== DATA ==

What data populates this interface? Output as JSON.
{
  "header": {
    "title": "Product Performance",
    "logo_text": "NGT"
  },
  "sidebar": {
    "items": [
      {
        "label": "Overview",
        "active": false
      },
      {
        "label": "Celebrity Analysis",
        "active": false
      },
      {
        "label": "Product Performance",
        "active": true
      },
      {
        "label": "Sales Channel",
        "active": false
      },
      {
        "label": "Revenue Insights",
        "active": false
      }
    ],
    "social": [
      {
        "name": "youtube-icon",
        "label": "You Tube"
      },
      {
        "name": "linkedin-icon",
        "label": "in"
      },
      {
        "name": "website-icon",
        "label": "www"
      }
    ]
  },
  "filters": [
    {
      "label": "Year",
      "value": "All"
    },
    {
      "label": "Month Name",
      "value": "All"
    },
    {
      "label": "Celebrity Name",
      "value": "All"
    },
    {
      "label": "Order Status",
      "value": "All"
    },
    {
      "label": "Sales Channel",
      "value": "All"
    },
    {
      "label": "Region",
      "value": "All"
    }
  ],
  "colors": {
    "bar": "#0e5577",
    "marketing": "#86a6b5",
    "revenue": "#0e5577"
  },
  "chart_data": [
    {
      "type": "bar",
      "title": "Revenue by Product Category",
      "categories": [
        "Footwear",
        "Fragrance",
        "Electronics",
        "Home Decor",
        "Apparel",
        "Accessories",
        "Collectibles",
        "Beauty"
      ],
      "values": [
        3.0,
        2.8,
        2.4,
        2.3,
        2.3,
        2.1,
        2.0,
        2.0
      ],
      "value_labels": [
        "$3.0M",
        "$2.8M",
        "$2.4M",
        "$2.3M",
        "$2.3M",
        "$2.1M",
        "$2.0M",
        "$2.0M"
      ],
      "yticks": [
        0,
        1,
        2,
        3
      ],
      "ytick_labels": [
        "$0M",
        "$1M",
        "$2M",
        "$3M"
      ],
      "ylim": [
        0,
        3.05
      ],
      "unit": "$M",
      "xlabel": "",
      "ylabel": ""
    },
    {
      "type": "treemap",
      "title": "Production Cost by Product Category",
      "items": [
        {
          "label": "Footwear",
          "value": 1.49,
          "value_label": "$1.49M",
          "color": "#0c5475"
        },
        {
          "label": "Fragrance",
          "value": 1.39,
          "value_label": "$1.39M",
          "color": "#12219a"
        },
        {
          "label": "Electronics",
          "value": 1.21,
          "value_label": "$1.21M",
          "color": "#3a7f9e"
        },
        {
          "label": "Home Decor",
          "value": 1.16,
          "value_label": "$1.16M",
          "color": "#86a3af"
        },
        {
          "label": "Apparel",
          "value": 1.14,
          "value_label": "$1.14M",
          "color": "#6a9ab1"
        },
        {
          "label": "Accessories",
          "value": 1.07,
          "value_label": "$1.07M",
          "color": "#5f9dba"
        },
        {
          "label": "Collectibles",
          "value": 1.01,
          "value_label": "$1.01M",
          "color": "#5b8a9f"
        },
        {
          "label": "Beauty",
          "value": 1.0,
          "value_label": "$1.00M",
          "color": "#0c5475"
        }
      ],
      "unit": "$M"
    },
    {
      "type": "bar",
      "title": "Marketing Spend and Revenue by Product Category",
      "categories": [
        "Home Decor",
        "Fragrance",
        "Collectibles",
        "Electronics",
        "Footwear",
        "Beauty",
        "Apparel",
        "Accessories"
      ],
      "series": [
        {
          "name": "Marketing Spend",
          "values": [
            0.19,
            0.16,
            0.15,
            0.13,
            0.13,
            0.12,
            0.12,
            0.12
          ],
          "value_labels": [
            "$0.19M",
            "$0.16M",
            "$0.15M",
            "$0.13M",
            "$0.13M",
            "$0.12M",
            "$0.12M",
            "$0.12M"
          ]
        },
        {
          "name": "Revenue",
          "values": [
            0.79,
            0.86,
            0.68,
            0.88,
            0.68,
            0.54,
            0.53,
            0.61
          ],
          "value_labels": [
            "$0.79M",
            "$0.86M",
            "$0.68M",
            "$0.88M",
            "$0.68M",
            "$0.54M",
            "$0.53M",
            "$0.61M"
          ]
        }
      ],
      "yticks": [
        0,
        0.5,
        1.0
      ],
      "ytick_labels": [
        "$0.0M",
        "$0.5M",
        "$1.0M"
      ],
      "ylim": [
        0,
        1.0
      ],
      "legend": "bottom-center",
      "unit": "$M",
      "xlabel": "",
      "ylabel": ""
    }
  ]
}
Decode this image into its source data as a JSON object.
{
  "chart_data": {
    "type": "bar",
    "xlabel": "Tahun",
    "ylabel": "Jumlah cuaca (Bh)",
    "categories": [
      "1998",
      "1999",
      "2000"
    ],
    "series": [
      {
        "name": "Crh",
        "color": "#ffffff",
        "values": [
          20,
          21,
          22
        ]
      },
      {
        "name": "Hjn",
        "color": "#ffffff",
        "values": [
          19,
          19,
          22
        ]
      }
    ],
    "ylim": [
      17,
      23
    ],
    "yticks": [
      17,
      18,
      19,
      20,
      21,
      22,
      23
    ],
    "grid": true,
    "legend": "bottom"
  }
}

===

◆ **THE TASK**
Give back all the records exactly as they stand.

◆ **RESPONSE**
What data populates this interface? Output as JSON.
{
  "header": {
    "title": "Product Performance",
    "logo_text": "NGT"
  },
  "sidebar": {
    "items": [
      {
        "label": "Overview",
        "active": false
      },
      {
        "label": "Celebrity Analysis",
        "active": false
      },
      {
        "label": "Product Performance",
        "active": true
      },
      {
        "label": "Sales Channel",
        "active": false
      },
      {
        "label": "Revenue Insights",
        "active": false
      }
    ],
    "social": [
      {
        "name": "youtube-icon",
        "label": "You Tube"
      },
      {
        "name": "linkedin-icon",
        "label": "in"
      },
      {
        "name": "website-icon",
        "label": "www"
      }
    ]
  },
  "filters": [
    {
      "label": "Year",
      "value": "All"
    },
    {
      "label": "Month Name",
      "value": "All"
    },
    {
      "label": "Celebrity Name",
      "value": "All"
    },
    {
      "label": "Order Status",
      "value": "All"
    },
    {
      "label": "Sales Channel",
      "value": "All"
    },
    {
      "label": "Region",
      "value": "All"
    }
  ],
  "colors": {
    "bar": "#0e5577",
    "marketing": "#86a6b5",
    "revenue": "#0e5577"
  },
  "chart_data": [
    {
      "type": "bar",
      "title": "Revenue by Product Category",
      "categories": [
        "Footwear",
        "Fragrance",
        "Electronics",
        "Home Decor",
        "Apparel",
        "Accessories",
        "Collectibles",
        "Beauty"
      ],
      "values": [
        3.0,
        2.8,
        2.4,
        2.3,
        2.3,
        2.1,
        2.0,
        2.0
      ],
      "value_labels": [
        "$3.0M",
        "$2.8M",
        "$2.4M",
        "$2.3M",
        "$2.3M",
        "$2.1M",
        "$2.0M",
        "$2.0M"
      ],
      "yticks": [
        0,
        1,
        2,
        3
      ],
      "ytick_labels": [
        "$0M",
        "$1M",
        "$2M",
        "$3M"
      ],
      "ylim": [
        0,
        3.05
      ],
      "unit": "$M",
      "xlabel": "",
      "ylabel": ""
    },
    {
      "type": "treemap",
      "title": "Production Cost by Product Category",
      "items": [
        {
          "label": "Footwear",
          "value": 1.49,
          "value_label": "$1.49M",
          "color": "#0c5475"
        },
        {
          "label": "Fragrance",
          "value": 1.39,
          "value_label": "$1.39M",
          "color": "#12219a"
        },
        {
          "label": "Electronics",
          "value": 1.21,
          "value_label": "$1.21M",
          "color": "#3a7f9e"
        },
        {
          "label": "Home Decor",
          "value": 1.16,
          "value_label": "$1.16M",
          "color": "#86a3af"
        },
        {
          "label": "Apparel",
          "value": 1.14,
          "value_label": "$1.14M",
          "color": "#6a9ab1"
        },
        {
          "label": "Accessories",
          "value": 1.07,
          "value_label": "$1.07M",
          "color": "#5f9dba"
        },
        {
          "label": "Collectibles",
          "value": 1.01,
          "value_label": "$1.01M",
          "color": "#5b8a9f"
        },
        {
          "label": "Beauty",
          "value": 1.0,
          "value_label": "$1.00M",
          "color": "#0c5475"
        }
      ],
      "unit": "$M"
    },
    {
      "type": "bar",
      "title": "Marketing Spend and Revenue by Product Category",
      "categories": [
        "Home Decor",
        "Fragrance",
        "Collectibles",
        "Electronics",
        "Footwear",
        "Beauty",
        "Apparel",
        "Accessories"
      ],
      "series": [
        {
          "name": "Marketing Spend",
          "values": [
            0.19,
            0.16,
            0.15,
            0.13,
            0.13,
            0.12,
            0.12,
            0.12
          ],
          "value_labels": [
            "$0.19M",
            "$0.16M",
            "$0.15M",
            "$0.13M",
            "$0.13M",
            "$0.12M",
            "$0.12M",
            "$0.12M"
          ]
        },
        {
          "name": "Revenue",
          "values": [
            0.79,
            0.86,
            0.68,
            0.88,
            0.68,
            0.54,
            0.53,
            0.61
          ],
          "value_labels": [
            "$0.79M",
            "$0.86M",
            "$0.68M",
            "$0.88M",
            "$0.68M",
            "$0.54M",
            "$0.53M",
            "$0.61M"
          ]
        }
      ],
      "yticks": [
        0,
        0.5,
        1.0
      ],
      "ytick_labels": [
        "$0.0M",
        "$0.5M",
        "$1.0M"
      ],
      "ylim": [
        0,
        1.0
      ],
      "legend": "bottom-center",
      "unit": "$M",
      "xlabel": "",
      "ylabel": ""
    }
  ]
}
Decode this image into its source data as a JSON object.
{
  "chart_data": {
    "type": "bar",
    "xlabel": "Tahun",
    "ylabel": "Jumlah cuaca (Bh)",
    "categories": [
      "1998",
      "1999",
      "2000"
    ],
    "series": [
      {
        "name": "Crh",
        "color": "#ffffff",
        "values": [
          20,
          21,
          22
        ]
      },
      {
        "name": "Hjn",
        "color": "#ffffff",
        "values": [
          19,
          19,
          22
        ]
      }
    ],
    "ylim": [
      17,
      23
    ],
    "yticks": [
      17,
      18,
      19,
      20,
      21,
      22,
      23
    ],
    "grid": true,
    "legend": "bottom"
  }
}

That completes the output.